Problem
Each line that holds the string "screenshot" counts once; say how many such lines there are and add nothing.

----- Data to use -----

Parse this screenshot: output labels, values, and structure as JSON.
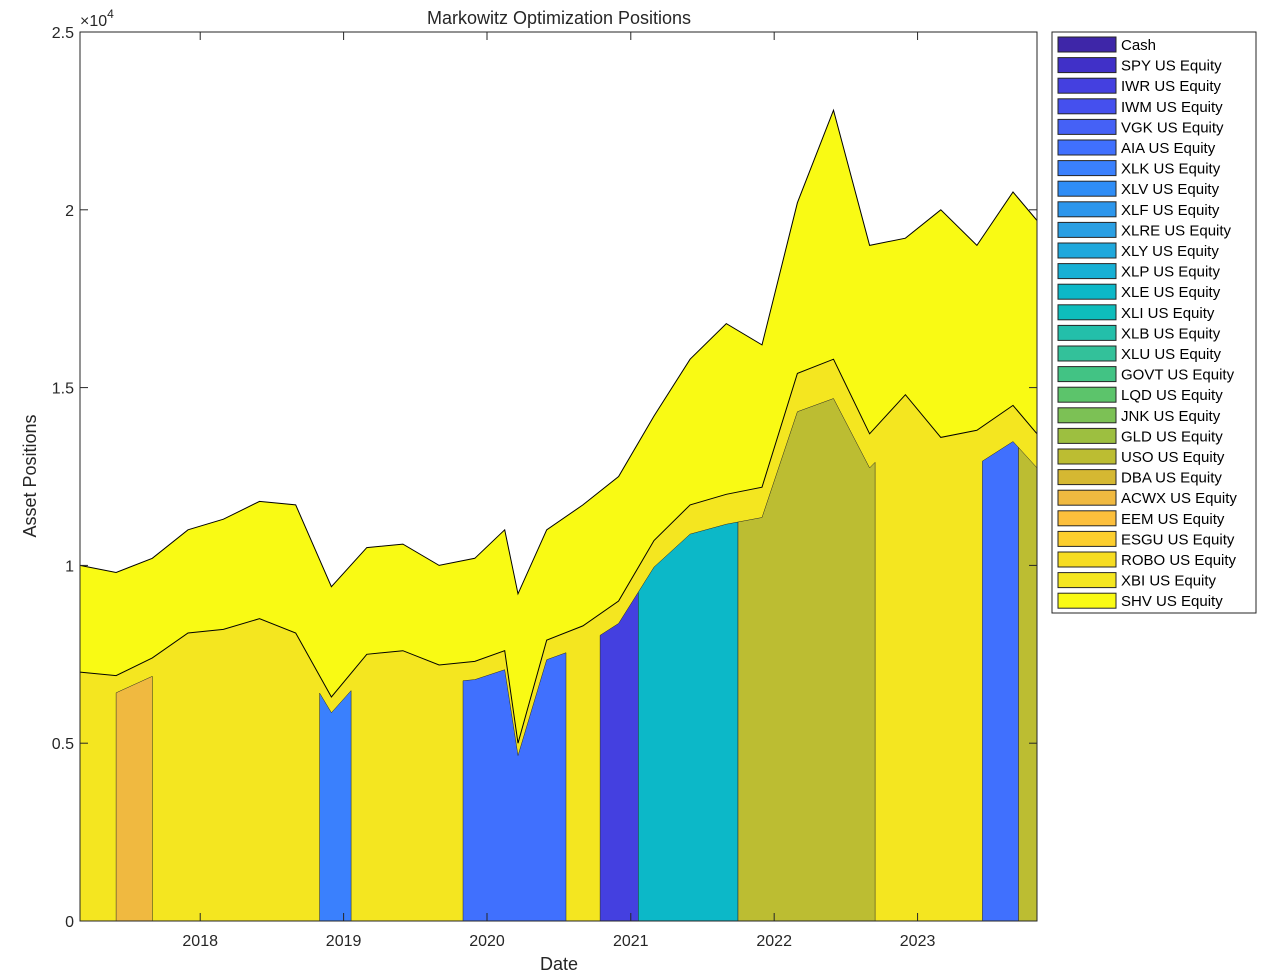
{
  "chart_data": {
    "type": "area",
    "title": "Markowitz Optimization Positions",
    "xlabel": "Date",
    "ylabel": "Asset Positions",
    "y_exponent_label": "×10^4",
    "y_exponent_base": "×10",
    "y_exponent_power": "4",
    "xlim": [
      "2017-03-01",
      "2023-11-01"
    ],
    "ylim": [
      0,
      25000
    ],
    "yticks": [
      0,
      5000,
      10000,
      15000,
      20000,
      25000
    ],
    "ytick_labels": [
      "0",
      "0.5",
      "1",
      "1.5",
      "2",
      "2.5"
    ],
    "xticks": [
      "2018-01-01",
      "2019-01-01",
      "2020-01-01",
      "2021-01-01",
      "2022-01-01",
      "2023-01-01"
    ],
    "xtick_labels": [
      "2018",
      "2019",
      "2020",
      "2021",
      "2022",
      "2023"
    ],
    "legend_position": "outside-right",
    "grid": false,
    "legend": [
      {
        "name": "Cash",
        "color": "#3e26a8"
      },
      {
        "name": "SPY US Equity",
        "color": "#4030c8"
      },
      {
        "name": "IWR US Equity",
        "color": "#4440e0"
      },
      {
        "name": "IWM US Equity",
        "color": "#4550ee"
      },
      {
        "name": "VGK US Equity",
        "color": "#4561f6"
      },
      {
        "name": "AIA US Equity",
        "color": "#4070fe"
      },
      {
        "name": "XLK US Equity",
        "color": "#3a80fd"
      },
      {
        "name": "XLV US Equity",
        "color": "#2f8df6"
      },
      {
        "name": "XLF US Equity",
        "color": "#2c96ec"
      },
      {
        "name": "XLRE US Equity",
        "color": "#2a9fe3"
      },
      {
        "name": "XLY US Equity",
        "color": "#1fa8dc"
      },
      {
        "name": "XLP US Equity",
        "color": "#17b0d5"
      },
      {
        "name": "XLE US Equity",
        "color": "#0cb8c8"
      },
      {
        "name": "XLI US Equity",
        "color": "#0ebdbc"
      },
      {
        "name": "XLB US Equity",
        "color": "#23bfaa"
      },
      {
        "name": "XLU US Equity",
        "color": "#33c19a"
      },
      {
        "name": "GOVT US Equity",
        "color": "#42c384"
      },
      {
        "name": "LQD US Equity",
        "color": "#5cc46b"
      },
      {
        "name": "JNK US Equity",
        "color": "#7cc155"
      },
      {
        "name": "GLD US Equity",
        "color": "#9dbf40"
      },
      {
        "name": "USO US Equity",
        "color": "#bcbd32"
      },
      {
        "name": "DBA US Equity",
        "color": "#d5b832"
      },
      {
        "name": "ACWX US Equity",
        "color": "#f0b940"
      },
      {
        "name": "EEM US Equity",
        "color": "#fcbf3c"
      },
      {
        "name": "ESGU US Equity",
        "color": "#fcce2e"
      },
      {
        "name": "ROBO US Equity",
        "color": "#f6dc22"
      },
      {
        "name": "XBI US Equity",
        "color": "#f4e620"
      },
      {
        "name": "SHV US Equity",
        "color": "#f9fa14"
      }
    ],
    "series": [
      {
        "name": "SHV US Equity",
        "color": "#f9fa14",
        "description": "top layer (total portfolio value)",
        "x": [
          "2017-03-01",
          "2017-06-01",
          "2017-09-01",
          "2017-12-01",
          "2018-03-01",
          "2018-06-01",
          "2018-09-01",
          "2018-12-01",
          "2019-03-01",
          "2019-06-01",
          "2019-09-01",
          "2019-12-01",
          "2020-02-15",
          "2020-03-20",
          "2020-06-01",
          "2020-09-01",
          "2020-12-01",
          "2021-03-01",
          "2021-06-01",
          "2021-09-01",
          "2021-12-01",
          "2022-03-01",
          "2022-06-01",
          "2022-09-01",
          "2022-12-01",
          "2023-03-01",
          "2023-06-01",
          "2023-09-01",
          "2023-11-01"
        ],
        "y": [
          10000,
          9800,
          10200,
          11000,
          11300,
          11800,
          11700,
          9400,
          10500,
          10600,
          10000,
          10200,
          11000,
          9200,
          11000,
          11700,
          12500,
          14200,
          15800,
          16800,
          16200,
          20200,
          22800,
          19000,
          19200,
          20000,
          19000,
          20500,
          19700
        ]
      },
      {
        "name": "XBI US Equity",
        "color": "#f4e620",
        "description": "lower boundary of top layer",
        "x": [
          "2017-03-01",
          "2017-06-01",
          "2017-09-01",
          "2017-12-01",
          "2018-03-01",
          "2018-06-01",
          "2018-09-01",
          "2018-12-01",
          "2019-03-01",
          "2019-06-01",
          "2019-09-01",
          "2019-12-01",
          "2020-02-15",
          "2020-03-20",
          "2020-06-01",
          "2020-09-01",
          "2020-12-01",
          "2021-03-01",
          "2021-06-01",
          "2021-09-01",
          "2021-12-01",
          "2022-03-01",
          "2022-06-01",
          "2022-09-01",
          "2022-12-01",
          "2023-03-01",
          "2023-06-01",
          "2023-09-01",
          "2023-11-01"
        ],
        "y": [
          7000,
          6900,
          7400,
          8100,
          8200,
          8500,
          8100,
          6300,
          7500,
          7600,
          7200,
          7300,
          7600,
          5000,
          7900,
          8300,
          9000,
          10700,
          11700,
          12000,
          12200,
          15400,
          15800,
          13700,
          14800,
          13600,
          13800,
          14500,
          13700
        ]
      }
    ],
    "segments": [
      {
        "asset": "ACWX US Equity",
        "start": "2017-06-01",
        "end": "2017-09-01",
        "color": "#f0b940"
      },
      {
        "asset": "XLK US Equity",
        "start": "2018-11-01",
        "end": "2019-01-20",
        "color": "#3a80fd"
      },
      {
        "asset": "XLK US Equity",
        "start": "2019-11-01",
        "end": "2020-07-20",
        "color": "#4070fe"
      },
      {
        "asset": "SPY US Equity",
        "start": "2020-10-15",
        "end": "2021-01-20",
        "color": "#4440e0"
      },
      {
        "asset": "XLE US Equity",
        "start": "2021-01-20",
        "end": "2021-10-01",
        "color": "#0cb8c8"
      },
      {
        "asset": "USO US Equity",
        "start": "2021-10-01",
        "end": "2022-09-15",
        "color": "#bcbd32"
      },
      {
        "asset": "VGK US Equity",
        "start": "2023-06-15",
        "end": "2023-09-15",
        "color": "#4070fe"
      },
      {
        "asset": "USO US Equity",
        "start": "2023-09-15",
        "end": "2023-11-01",
        "color": "#bcbd32"
      }
    ]
  }
}
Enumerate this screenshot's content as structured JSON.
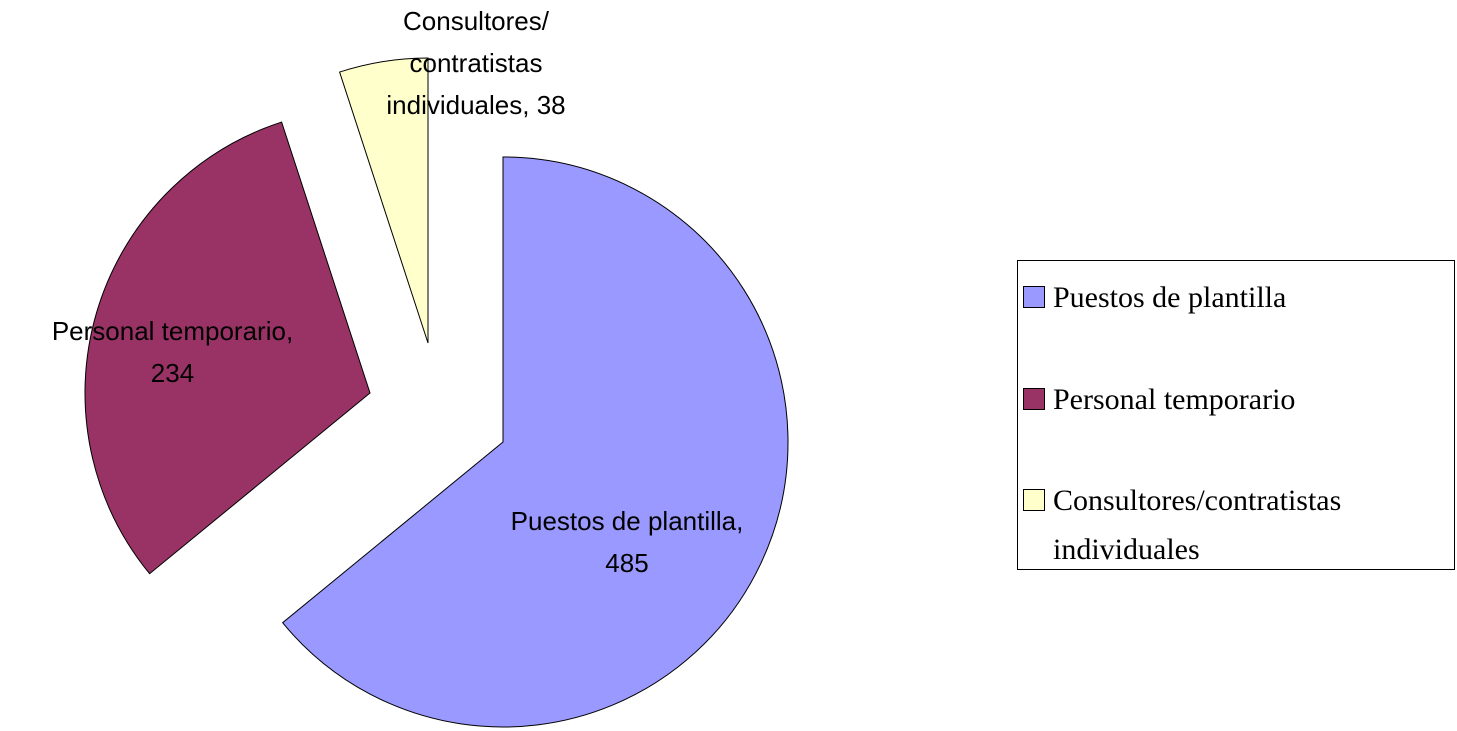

-----

Result
2